[Lines of data]
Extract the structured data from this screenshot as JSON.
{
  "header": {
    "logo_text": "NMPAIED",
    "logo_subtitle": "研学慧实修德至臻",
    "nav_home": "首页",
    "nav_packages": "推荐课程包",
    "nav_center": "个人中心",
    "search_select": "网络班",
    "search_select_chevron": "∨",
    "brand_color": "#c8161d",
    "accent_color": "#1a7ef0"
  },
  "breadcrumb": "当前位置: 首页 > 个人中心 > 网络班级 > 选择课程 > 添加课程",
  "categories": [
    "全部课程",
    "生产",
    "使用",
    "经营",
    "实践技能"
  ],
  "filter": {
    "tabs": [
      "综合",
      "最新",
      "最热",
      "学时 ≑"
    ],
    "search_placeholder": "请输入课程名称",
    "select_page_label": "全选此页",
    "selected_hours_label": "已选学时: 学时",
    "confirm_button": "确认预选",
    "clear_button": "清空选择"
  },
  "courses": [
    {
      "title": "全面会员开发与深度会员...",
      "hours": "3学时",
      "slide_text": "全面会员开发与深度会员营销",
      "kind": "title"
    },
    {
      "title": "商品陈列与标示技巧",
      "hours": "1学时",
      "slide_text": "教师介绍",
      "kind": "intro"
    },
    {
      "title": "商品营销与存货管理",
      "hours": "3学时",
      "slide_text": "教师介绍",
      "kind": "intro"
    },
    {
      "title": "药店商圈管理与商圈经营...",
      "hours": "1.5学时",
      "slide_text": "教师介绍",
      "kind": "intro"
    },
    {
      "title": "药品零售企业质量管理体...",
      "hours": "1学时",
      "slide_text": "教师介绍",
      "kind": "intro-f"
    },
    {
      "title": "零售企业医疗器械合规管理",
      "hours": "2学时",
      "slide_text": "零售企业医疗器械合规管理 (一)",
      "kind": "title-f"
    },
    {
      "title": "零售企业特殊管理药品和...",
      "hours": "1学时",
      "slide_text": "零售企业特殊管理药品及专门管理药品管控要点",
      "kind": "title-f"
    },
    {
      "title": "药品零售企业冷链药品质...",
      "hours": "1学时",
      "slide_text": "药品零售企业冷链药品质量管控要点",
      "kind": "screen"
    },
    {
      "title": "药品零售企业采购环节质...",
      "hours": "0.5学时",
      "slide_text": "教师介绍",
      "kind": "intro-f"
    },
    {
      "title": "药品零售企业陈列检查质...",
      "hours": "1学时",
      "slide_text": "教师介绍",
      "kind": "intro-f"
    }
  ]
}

- TASK PROMPT: In the entries above, identify every line with the string "零售企业医疗器械合规管理".

- EXERCISE RESULT:
      "title": "零售企业医疗器械合规管理",
      "slide_text": "零售企业医疗器械合规管理 (一)",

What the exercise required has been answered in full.